__Tasks__.
a – In the text on aspirin and the tumor microenvironment, what is the registry identifier of the PRIMMO trial?
b – Return the span of the text on aspirin and the tumor microenvironment that runs from "A recruiting phase" up to and including "on antitumor immunity.", copied word for word.

__Text for analysis__.
__________________________________________________

Targeting the immune microenvironment

Previous studies have shown that platelet activation results in an immunosuppressive TME and spares cancer cells from immune surveillance, leading to their growth and migration.[139,169] Considering that aspirin is one of the most commonly used antiplatelet drugs, Riesenberg et al.[169] revealed its antitumor activity on the immune microenvironment and found its potential use in combination with PD-1 blockade. Similar results have been observed in breast cancer cells accompanied by decreased IL-8 secretion.[170] Additionally, aspirin’s inhibition of the COX-1/thromboxane A2 pathway occurs through platelets, which involves the suppression of platelet aggregation on cancer cells, the recruitment of monocytes or macrophages, and the stepwise formation of premetastatic niche and tumor metastasis.[171] Aspirin induces the polarization of macrophages toward M1 phenotype by increasing M1 marker expression while decreasing M2 marker expression and inhibiting cancer cell growth and migration in breast cancer cell lines.[172] Aspirin also activates macrophage activity in eliminating therapy-generated tumor cell debris and inhibits macrophage-secreted proinflammatory cytokines.[173] Aspirin further plays an immunomodulation role on other immune cells, including MDSCs and Treg cells.[139] These results suggest that aspirin regulates the immune microenvironment and is an attractive agent for combination therapy.

A recruiting phase II clinical trial (PRIMMO) has shown that aspirin, together with vitamin D, cyclophosphamide, and lansoprazole, forms an immunomodulatory cocktail and can be combined with immunotherapy pembrolizumab and radiotherapy to treat cervical and uterine cancers (NCT03192059) (Table 1). This accomplishment may provide additional data for aspirin’s effect on antitumor immunity.

Targeting the metabolism microenvironment

In 2002, aspirin was reported to inhibit cyclooxygenase, suppress oxidative stress and ROS metabolism, and inhibit ROS-mediated DNA damage.[174] It has also been proposed to inhibit energy metabolism through AMPK activation and mTORC1 inhibition.[175] Recently, Liu et al.[176] revealed that aspirin regulates glucose metabolism to inhibit hepatoma cell proliferation.

In a study on the role of aspirin in reducing cancer risk, various doses, frequencies, and duration have been selected, such as the following: ≥975 mg/w for more than 5 years,[177] ≥150 mg/d for more than 1 year,[178] ≥325 mg/d for more than 5 years,[179] 600 mg/d for a mean of 25 months,[180] 100 mg/d for at least 104 d/y.[50] Similarly, when assessing aspirin’s role in combination with other treatment modalities, these indices should also be carefully selected. Gastrointestinal bleeding is always a concern when using aspirin. Fortunately, data from patients with chronic viral hepatitis in Sweden show that low-dose aspirin does not significantly increase the risk of gastrointestinal bleeding and lowers the risk of hepatocellular carcinoma and liver-related mortality compared with non-users.[181] However, the adverse effects and safety liabilities of aspirin should be carefully assessed under each condition.

__________________________________________________

Dataset excerpts
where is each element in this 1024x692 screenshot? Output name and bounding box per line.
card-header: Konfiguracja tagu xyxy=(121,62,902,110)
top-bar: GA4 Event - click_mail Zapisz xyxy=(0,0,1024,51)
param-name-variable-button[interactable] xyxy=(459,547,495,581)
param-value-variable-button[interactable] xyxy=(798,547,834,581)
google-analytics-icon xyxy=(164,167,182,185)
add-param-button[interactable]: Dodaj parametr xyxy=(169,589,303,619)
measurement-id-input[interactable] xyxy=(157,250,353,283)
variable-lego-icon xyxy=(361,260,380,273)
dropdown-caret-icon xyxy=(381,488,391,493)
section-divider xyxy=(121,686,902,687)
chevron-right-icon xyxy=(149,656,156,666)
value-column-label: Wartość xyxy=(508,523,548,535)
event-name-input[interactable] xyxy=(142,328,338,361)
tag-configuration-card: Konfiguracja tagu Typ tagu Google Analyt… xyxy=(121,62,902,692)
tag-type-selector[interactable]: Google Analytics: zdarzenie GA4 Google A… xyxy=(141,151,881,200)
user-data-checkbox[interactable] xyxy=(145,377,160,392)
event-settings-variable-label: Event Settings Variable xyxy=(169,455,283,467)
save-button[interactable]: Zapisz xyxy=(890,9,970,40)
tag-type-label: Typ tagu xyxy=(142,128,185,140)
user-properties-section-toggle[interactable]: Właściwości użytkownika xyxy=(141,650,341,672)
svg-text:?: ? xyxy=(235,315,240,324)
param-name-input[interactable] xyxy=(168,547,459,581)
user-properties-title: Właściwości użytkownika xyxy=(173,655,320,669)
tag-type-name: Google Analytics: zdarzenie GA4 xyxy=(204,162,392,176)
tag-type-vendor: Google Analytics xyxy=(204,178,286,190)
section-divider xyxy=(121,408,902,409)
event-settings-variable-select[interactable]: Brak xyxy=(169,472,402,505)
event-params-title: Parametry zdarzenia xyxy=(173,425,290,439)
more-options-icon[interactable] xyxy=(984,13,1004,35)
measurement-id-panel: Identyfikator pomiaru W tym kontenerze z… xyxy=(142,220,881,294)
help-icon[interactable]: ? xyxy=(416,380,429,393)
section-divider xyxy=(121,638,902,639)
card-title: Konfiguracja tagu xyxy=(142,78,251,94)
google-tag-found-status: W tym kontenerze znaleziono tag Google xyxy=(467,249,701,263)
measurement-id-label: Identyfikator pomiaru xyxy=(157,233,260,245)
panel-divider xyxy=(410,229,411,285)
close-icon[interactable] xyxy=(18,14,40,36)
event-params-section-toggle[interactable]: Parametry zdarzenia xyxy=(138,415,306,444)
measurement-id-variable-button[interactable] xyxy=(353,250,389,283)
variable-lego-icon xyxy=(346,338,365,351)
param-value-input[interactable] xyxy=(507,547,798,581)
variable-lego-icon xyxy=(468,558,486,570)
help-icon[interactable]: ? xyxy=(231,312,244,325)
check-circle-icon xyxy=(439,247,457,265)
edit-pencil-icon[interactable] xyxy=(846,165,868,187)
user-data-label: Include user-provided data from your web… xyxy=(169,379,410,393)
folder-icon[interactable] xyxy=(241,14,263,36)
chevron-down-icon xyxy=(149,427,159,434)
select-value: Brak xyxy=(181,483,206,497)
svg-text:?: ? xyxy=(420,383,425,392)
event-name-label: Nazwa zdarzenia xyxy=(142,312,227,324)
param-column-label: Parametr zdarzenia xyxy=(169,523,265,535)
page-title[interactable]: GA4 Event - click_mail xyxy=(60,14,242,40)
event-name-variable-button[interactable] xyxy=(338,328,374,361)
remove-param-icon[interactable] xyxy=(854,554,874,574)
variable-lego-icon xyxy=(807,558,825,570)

__________________________________________________

__Results__.
a – NCT03192059

b –
A recruiting phase II clinical trial (PRIMMO) has shown that aspirin, together with vitamin D, cyclophosphamide, and lansoprazole, forms an immunomodulatory cocktail and can be combined with immunotherapy pembrolizumab and radiotherapy to treat cervical and uterine cancers (NCT03192059) (Table 1). This accomplishment may provide additional data for aspirin’s effect on antitumor immunity.